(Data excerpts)
<<<<
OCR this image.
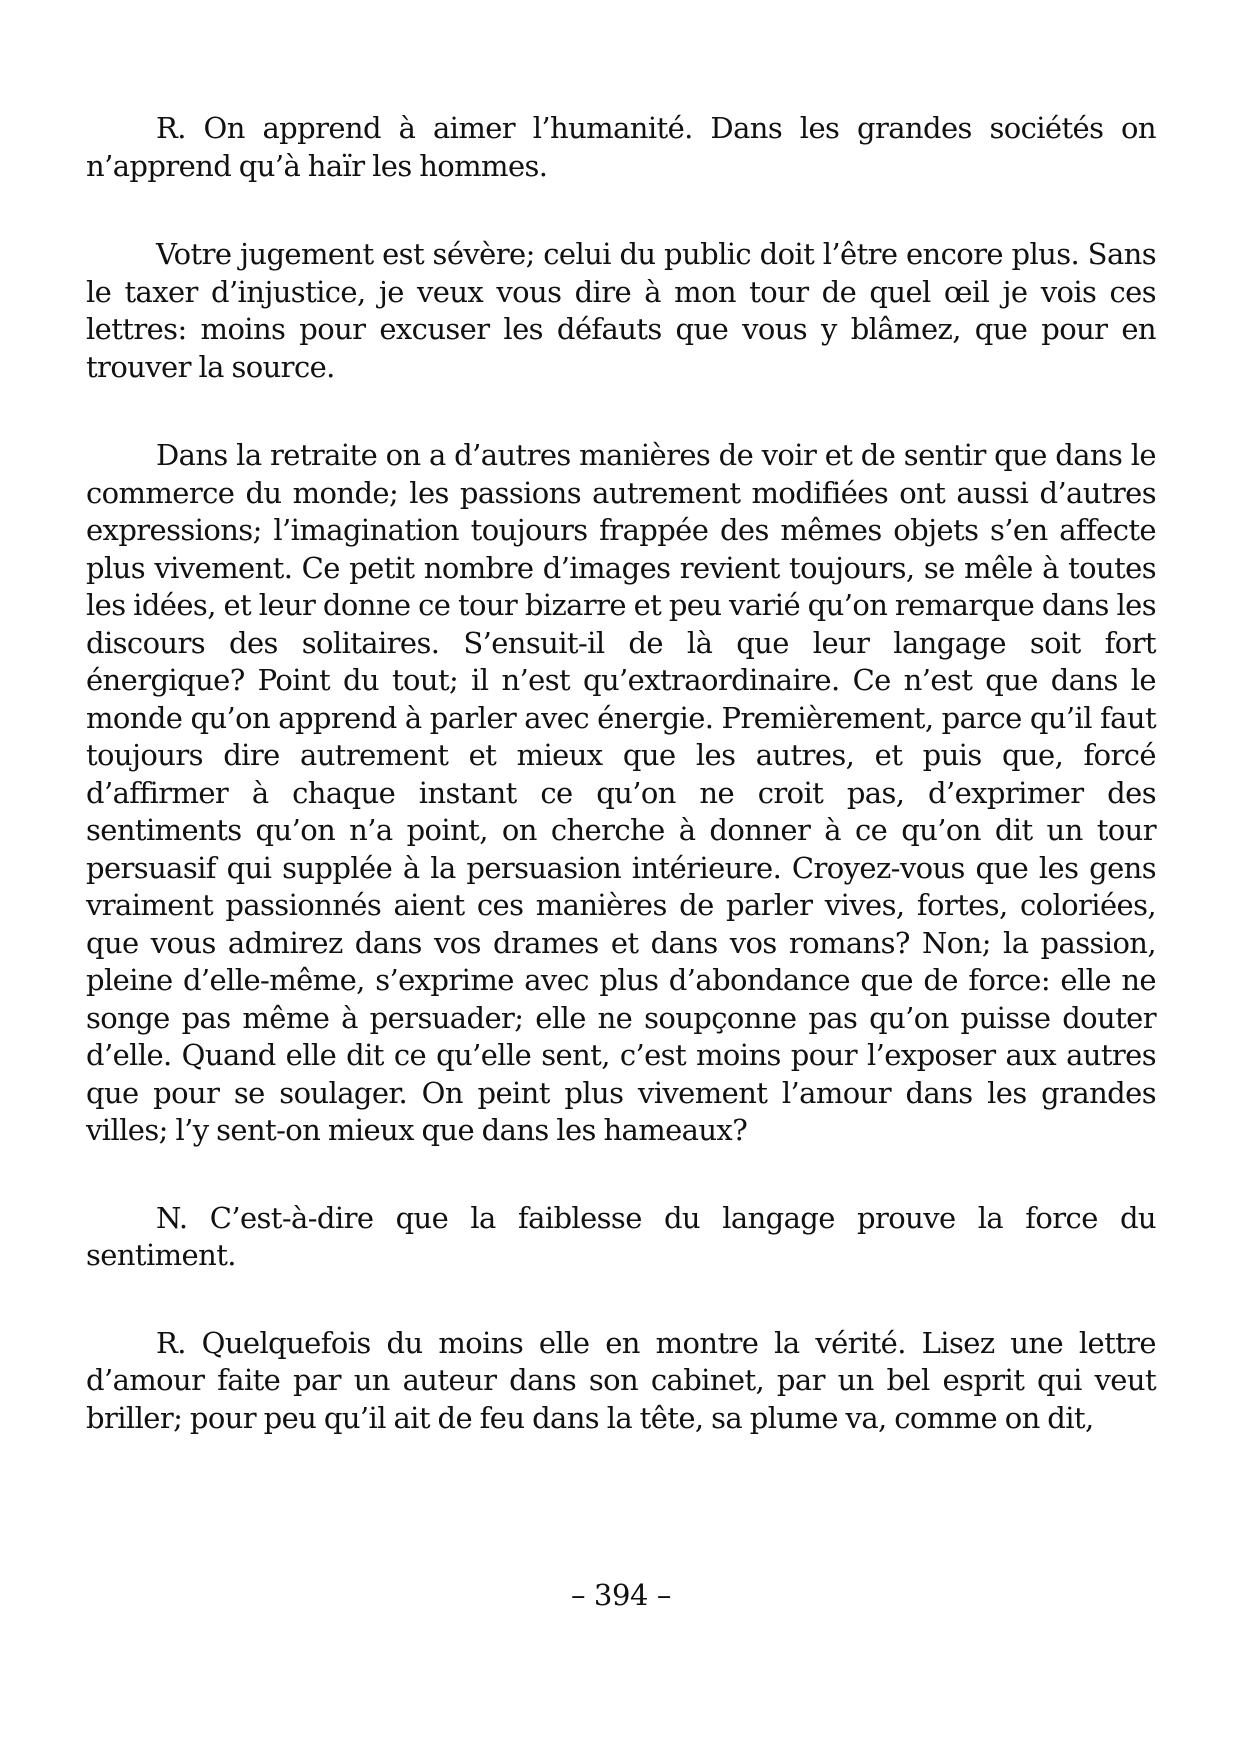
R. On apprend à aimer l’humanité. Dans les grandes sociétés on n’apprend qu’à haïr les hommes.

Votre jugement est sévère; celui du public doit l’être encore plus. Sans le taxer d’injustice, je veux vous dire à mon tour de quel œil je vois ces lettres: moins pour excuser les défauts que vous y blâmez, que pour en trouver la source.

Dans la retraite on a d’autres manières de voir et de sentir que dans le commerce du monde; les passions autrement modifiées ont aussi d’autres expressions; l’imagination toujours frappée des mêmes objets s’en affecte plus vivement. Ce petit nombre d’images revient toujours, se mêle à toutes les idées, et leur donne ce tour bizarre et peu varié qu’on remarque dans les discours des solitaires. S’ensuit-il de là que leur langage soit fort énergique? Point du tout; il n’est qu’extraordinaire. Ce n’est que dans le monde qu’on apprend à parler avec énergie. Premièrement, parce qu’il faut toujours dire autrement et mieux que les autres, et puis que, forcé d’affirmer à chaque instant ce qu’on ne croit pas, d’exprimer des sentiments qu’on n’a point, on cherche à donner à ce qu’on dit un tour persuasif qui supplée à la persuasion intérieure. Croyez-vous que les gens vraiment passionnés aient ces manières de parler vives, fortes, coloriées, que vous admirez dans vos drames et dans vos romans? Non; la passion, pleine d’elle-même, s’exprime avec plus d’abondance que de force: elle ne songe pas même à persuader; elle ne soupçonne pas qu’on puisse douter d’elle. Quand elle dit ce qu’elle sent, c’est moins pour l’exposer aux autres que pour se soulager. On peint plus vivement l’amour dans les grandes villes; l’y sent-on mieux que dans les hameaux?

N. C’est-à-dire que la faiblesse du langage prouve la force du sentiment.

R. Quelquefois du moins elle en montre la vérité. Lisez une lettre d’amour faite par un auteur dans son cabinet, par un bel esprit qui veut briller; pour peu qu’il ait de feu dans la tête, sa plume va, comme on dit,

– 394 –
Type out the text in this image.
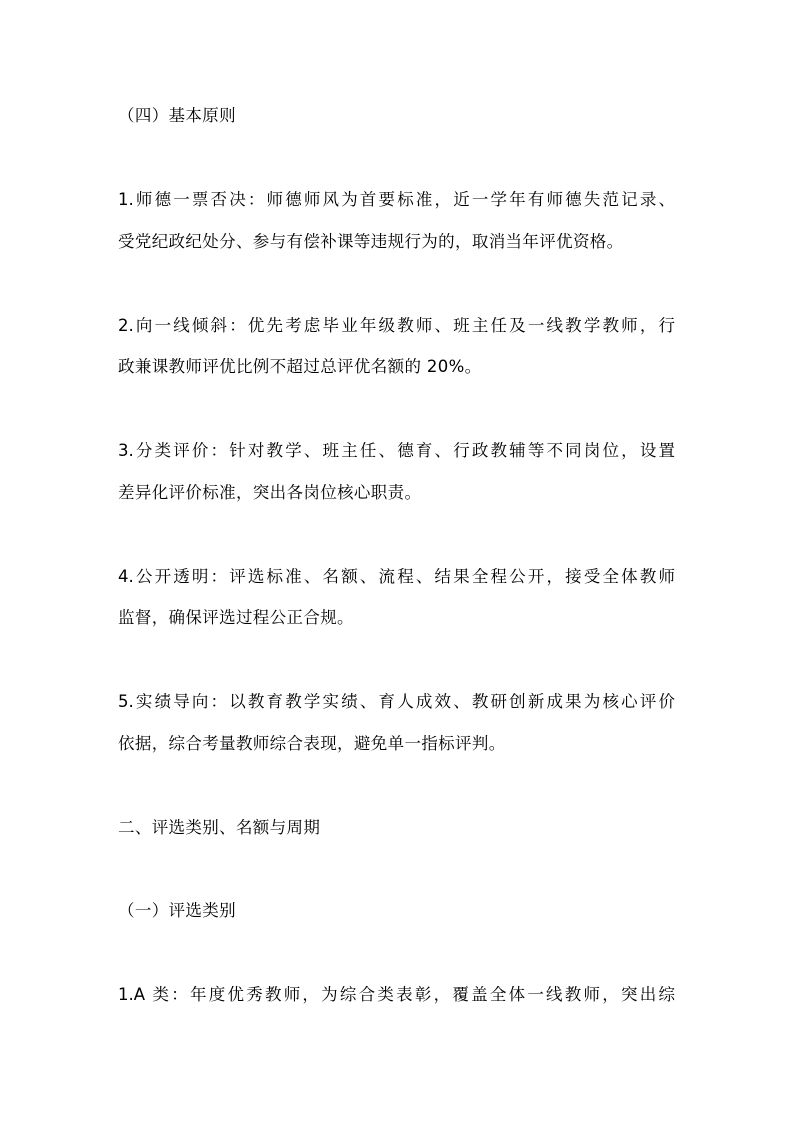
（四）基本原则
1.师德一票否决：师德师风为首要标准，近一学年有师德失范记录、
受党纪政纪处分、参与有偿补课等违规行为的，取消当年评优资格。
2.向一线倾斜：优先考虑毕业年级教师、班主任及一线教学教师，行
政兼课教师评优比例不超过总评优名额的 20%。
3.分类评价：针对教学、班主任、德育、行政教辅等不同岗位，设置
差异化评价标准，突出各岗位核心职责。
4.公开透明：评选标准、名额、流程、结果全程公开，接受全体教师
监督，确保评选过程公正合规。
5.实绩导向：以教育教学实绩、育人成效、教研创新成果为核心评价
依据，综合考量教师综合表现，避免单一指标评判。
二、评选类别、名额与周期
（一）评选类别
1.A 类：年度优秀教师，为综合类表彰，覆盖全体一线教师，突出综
>>>>
**AIM:**
Retype only the lines from the one with "Type out the text in this image." through the final line of the entries, please, and keep the pictures out.

**EXPECTED ANSWER:**
Type out the text in this image.
（四）基本原则
1.师德一票否决：师德师风为首要标准，近一学年有师德失范记录、
受党纪政纪处分、参与有偿补课等违规行为的，取消当年评优资格。
2.向一线倾斜：优先考虑毕业年级教师、班主任及一线教学教师，行
政兼课教师评优比例不超过总评优名额的 20%。
3.分类评价：针对教学、班主任、德育、行政教辅等不同岗位，设置
差异化评价标准，突出各岗位核心职责。
4.公开透明：评选标准、名额、流程、结果全程公开，接受全体教师
监督，确保评选过程公正合规。
5.实绩导向：以教育教学实绩、育人成效、教研创新成果为核心评价
依据，综合考量教师综合表现，避免单一指标评判。
二、评选类别、名额与周期
（一）评选类别
1.A 类：年度优秀教师，为综合类表彰，覆盖全体一线教师，突出综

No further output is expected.